* [Exercise]:
Find the word "image" in the material below and gather every line that contains it.

(Extracted data entries)
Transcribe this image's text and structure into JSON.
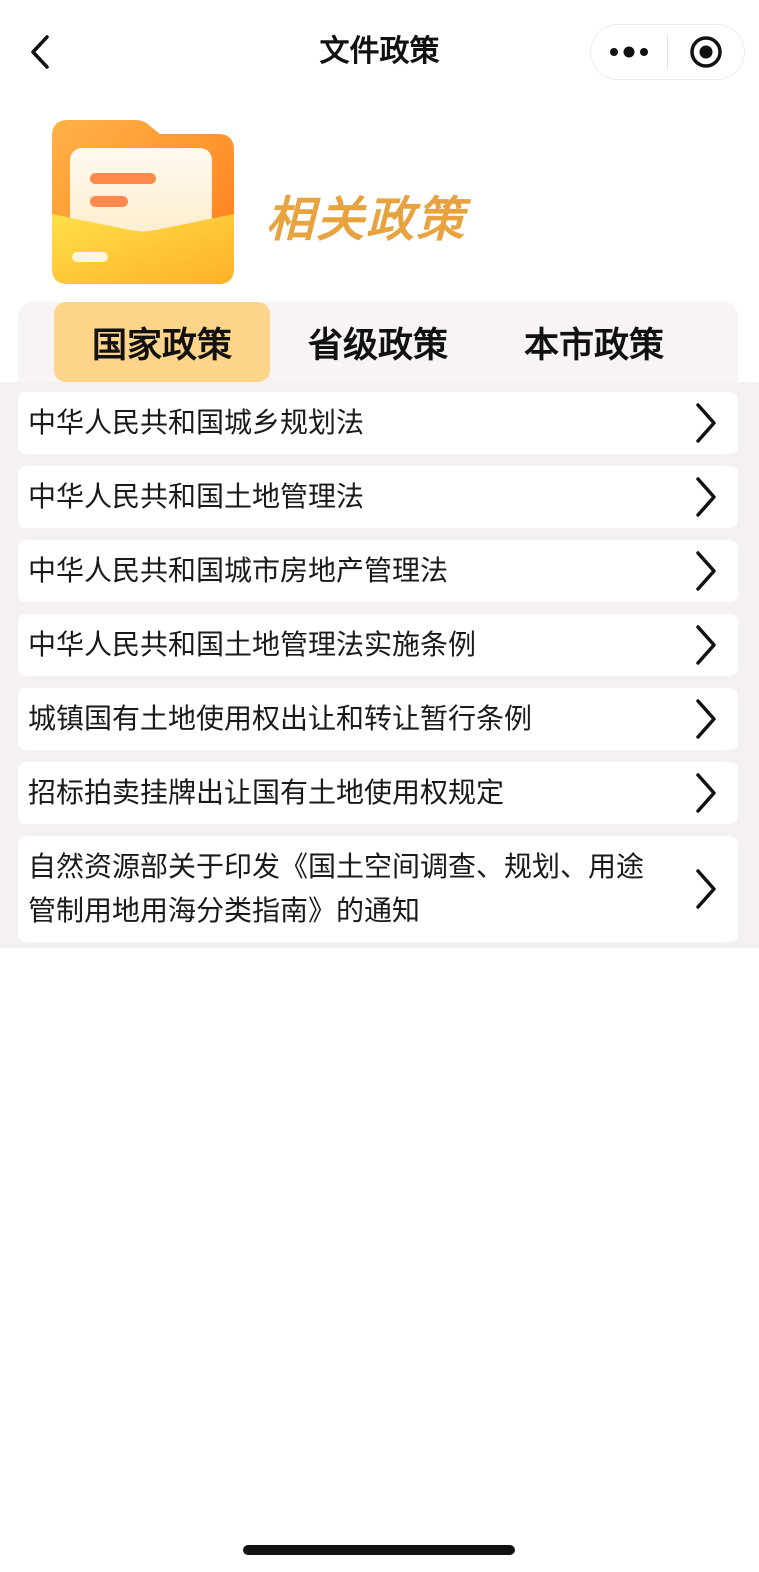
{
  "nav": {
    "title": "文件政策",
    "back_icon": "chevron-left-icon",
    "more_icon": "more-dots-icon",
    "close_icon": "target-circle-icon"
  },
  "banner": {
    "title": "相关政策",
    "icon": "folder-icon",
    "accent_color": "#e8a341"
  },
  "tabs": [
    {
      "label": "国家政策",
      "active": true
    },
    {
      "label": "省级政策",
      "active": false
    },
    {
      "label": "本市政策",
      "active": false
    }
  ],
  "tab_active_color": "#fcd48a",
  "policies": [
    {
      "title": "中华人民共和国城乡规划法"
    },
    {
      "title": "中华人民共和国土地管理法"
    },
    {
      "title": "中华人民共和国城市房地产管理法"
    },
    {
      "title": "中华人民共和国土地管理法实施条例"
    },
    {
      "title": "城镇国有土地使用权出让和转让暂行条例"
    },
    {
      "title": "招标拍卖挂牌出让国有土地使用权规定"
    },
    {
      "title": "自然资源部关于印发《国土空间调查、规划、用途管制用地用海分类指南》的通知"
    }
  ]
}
==
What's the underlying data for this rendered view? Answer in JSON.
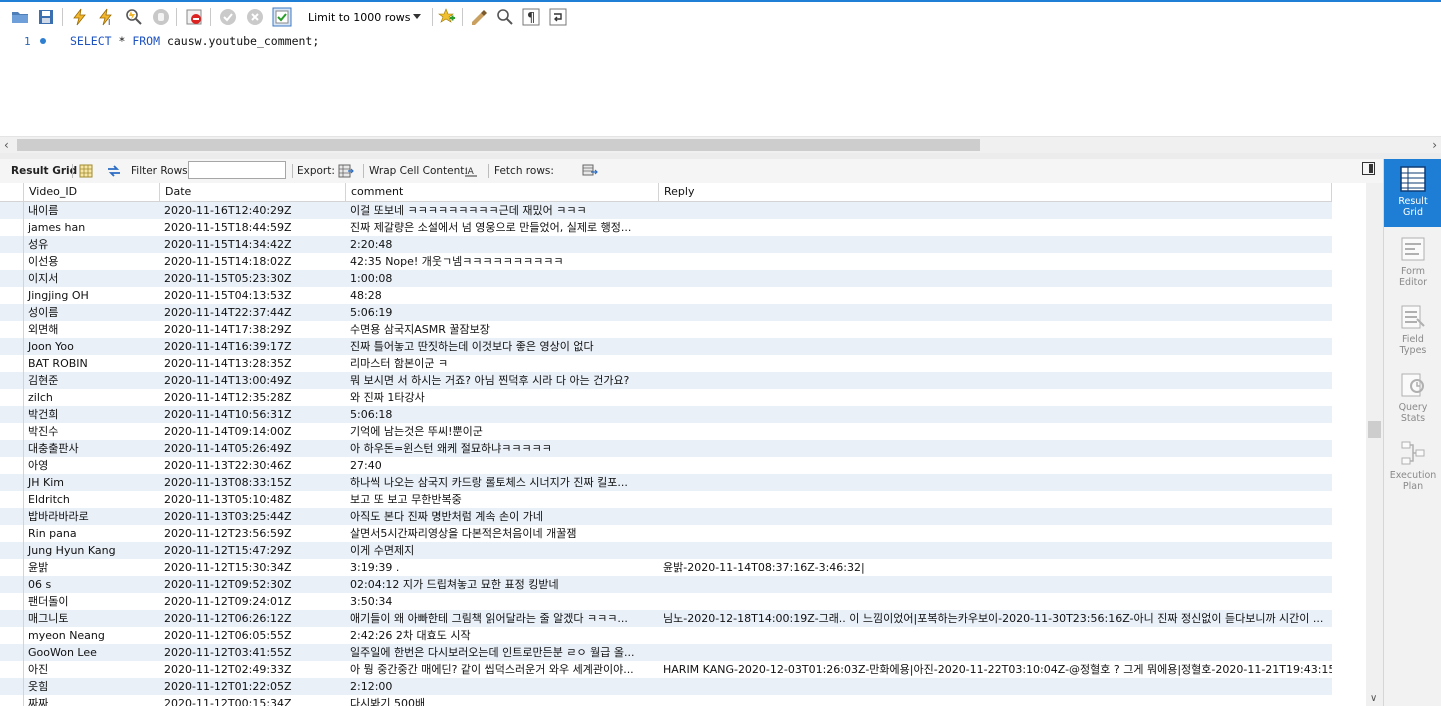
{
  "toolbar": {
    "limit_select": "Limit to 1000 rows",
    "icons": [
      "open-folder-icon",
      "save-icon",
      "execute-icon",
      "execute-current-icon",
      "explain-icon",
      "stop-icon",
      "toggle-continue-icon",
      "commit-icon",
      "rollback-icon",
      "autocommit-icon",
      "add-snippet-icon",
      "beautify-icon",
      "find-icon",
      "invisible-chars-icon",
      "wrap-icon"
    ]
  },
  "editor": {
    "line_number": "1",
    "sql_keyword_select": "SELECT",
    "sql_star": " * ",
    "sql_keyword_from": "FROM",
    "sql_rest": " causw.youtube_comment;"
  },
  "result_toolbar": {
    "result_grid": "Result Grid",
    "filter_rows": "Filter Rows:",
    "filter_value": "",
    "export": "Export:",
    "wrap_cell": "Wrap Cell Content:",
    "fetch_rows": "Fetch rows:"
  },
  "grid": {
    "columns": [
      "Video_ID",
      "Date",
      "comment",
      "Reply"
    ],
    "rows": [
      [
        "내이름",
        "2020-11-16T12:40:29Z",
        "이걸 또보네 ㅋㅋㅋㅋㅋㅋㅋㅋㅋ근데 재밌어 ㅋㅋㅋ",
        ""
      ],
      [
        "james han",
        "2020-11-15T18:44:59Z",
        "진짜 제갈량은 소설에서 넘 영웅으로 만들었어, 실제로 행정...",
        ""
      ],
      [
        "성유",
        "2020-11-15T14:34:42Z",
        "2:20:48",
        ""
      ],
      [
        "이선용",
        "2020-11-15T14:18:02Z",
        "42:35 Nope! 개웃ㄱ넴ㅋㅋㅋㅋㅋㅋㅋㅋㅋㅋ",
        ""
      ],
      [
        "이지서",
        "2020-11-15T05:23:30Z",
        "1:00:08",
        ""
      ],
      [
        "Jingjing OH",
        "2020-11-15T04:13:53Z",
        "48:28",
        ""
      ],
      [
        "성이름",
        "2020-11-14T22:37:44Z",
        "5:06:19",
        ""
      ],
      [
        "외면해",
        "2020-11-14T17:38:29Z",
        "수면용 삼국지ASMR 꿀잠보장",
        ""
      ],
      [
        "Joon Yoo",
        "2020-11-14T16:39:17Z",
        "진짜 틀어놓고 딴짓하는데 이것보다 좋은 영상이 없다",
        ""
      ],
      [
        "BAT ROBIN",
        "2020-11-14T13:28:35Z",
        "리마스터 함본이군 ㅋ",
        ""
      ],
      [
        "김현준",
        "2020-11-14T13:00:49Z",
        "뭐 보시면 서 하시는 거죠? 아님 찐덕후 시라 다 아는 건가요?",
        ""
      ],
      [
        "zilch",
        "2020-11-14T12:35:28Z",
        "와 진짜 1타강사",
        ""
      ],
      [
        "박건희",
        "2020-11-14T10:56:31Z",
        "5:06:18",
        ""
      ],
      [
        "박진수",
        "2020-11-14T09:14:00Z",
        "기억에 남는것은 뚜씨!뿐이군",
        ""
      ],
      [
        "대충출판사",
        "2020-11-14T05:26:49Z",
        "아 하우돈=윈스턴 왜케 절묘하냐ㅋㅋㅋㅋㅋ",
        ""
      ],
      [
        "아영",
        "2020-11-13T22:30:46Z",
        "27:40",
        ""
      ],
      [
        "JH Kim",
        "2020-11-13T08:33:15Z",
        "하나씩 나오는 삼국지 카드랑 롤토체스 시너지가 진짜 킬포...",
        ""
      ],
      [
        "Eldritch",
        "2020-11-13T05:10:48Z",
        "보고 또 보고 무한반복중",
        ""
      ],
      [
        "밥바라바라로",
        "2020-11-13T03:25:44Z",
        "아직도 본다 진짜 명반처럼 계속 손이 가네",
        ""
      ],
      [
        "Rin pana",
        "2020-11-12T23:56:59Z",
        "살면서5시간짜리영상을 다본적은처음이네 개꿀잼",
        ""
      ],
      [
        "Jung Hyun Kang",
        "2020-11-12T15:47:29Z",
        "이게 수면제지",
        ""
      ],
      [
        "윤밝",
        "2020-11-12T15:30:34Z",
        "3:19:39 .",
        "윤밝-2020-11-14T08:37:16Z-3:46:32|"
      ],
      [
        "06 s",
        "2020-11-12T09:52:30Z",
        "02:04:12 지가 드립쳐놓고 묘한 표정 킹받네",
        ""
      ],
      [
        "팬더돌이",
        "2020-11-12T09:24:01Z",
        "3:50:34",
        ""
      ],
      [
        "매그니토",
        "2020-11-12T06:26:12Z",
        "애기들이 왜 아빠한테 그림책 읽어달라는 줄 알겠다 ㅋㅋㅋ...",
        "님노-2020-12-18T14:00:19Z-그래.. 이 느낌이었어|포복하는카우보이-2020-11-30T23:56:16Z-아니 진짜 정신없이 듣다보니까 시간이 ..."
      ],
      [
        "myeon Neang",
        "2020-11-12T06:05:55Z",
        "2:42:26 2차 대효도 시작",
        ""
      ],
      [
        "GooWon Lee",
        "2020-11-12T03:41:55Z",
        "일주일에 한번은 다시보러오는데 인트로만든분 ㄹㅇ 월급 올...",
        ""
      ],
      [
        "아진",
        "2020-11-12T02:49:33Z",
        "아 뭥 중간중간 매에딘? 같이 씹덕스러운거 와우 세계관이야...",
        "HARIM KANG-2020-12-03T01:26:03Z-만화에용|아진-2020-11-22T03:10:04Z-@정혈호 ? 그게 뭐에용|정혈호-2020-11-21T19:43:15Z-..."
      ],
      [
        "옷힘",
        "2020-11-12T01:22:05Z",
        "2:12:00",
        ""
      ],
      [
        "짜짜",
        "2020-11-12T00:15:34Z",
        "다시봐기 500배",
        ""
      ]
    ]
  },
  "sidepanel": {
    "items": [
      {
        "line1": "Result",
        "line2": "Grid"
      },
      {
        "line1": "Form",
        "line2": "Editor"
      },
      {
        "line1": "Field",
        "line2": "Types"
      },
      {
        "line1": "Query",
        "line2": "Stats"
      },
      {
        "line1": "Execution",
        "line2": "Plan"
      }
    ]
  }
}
--
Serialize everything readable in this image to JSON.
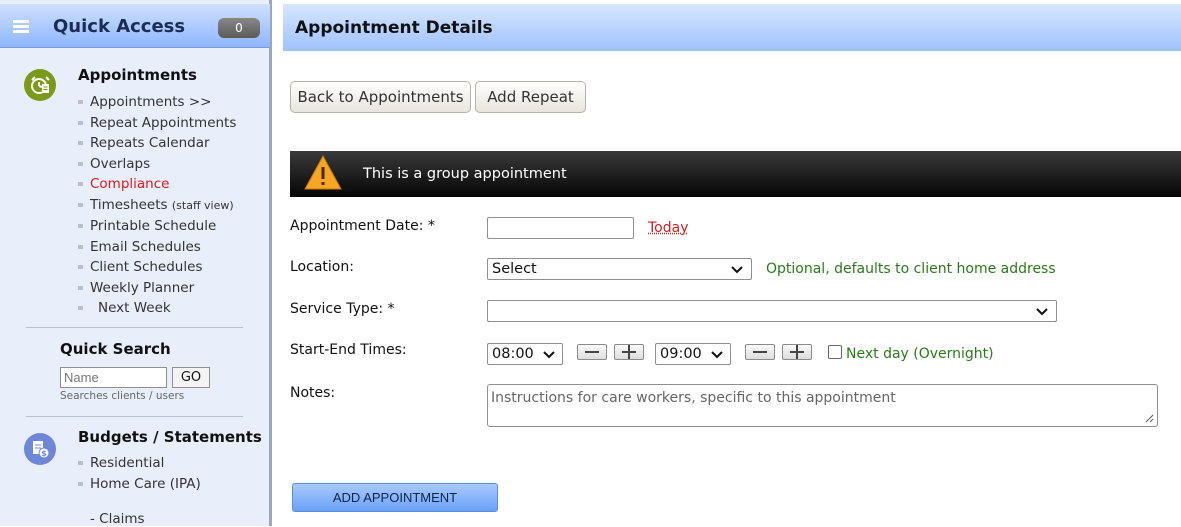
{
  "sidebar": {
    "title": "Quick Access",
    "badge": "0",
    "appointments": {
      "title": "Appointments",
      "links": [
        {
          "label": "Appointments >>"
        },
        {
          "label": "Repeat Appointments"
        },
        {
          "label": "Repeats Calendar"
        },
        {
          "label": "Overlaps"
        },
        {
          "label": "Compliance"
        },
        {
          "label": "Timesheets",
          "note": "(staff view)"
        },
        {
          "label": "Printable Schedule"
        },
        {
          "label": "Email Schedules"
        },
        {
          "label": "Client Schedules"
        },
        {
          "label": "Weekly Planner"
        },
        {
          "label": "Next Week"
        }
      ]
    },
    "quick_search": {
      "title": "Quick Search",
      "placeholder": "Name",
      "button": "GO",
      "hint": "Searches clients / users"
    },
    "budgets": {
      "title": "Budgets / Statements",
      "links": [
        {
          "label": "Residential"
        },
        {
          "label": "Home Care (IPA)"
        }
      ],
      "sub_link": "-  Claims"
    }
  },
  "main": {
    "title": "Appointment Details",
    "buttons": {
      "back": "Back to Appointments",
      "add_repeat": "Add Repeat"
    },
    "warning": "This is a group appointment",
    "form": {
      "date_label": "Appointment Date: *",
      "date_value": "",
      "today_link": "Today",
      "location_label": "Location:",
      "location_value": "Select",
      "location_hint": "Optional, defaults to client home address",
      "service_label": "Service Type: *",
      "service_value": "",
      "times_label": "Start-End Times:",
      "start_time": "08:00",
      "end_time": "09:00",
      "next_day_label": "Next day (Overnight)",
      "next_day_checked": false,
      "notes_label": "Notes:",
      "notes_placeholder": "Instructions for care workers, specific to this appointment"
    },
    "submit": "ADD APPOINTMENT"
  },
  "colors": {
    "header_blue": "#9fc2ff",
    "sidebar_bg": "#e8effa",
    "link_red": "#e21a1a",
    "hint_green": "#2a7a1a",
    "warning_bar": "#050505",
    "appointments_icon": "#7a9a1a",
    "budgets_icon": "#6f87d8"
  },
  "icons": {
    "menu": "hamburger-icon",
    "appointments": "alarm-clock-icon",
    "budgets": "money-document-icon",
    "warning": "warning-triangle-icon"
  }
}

* [Result of the task]:
Transcribe this image's text and structure into JSON.
Serialize everything readable in this image to JSON.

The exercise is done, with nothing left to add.